Tally the lines in the following entries that include the word "dialihkan"; state only the total.

[Records from a collection of figures]
____________

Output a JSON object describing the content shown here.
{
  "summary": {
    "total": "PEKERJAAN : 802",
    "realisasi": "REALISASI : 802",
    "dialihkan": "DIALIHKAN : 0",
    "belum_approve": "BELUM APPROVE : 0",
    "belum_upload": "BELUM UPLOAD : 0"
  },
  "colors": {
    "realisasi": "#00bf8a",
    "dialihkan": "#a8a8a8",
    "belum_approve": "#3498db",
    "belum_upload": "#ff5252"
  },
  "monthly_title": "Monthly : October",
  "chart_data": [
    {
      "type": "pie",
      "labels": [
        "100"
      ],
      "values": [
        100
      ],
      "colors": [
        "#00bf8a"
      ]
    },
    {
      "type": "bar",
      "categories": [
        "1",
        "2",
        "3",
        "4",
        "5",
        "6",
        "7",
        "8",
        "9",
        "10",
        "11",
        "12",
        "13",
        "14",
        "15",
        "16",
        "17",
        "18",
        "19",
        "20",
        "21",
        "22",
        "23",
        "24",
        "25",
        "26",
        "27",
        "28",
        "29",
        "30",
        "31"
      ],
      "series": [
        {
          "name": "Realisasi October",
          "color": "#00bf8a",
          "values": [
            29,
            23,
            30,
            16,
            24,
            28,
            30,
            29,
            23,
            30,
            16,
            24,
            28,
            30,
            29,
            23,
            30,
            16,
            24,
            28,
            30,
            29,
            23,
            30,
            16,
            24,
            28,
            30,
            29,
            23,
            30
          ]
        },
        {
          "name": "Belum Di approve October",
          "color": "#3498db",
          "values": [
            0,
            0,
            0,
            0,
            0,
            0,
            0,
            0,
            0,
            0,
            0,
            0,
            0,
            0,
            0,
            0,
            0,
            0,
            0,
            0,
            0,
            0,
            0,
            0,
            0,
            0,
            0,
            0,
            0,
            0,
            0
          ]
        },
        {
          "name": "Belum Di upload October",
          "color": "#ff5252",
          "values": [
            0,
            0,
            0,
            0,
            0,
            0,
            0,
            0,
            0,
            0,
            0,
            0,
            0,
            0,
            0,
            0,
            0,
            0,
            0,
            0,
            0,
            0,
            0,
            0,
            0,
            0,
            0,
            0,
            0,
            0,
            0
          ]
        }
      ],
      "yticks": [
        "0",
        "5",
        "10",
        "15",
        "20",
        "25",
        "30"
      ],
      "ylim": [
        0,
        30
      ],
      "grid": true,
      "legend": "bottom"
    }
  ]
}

____________

EXERCISE ANSWER:
2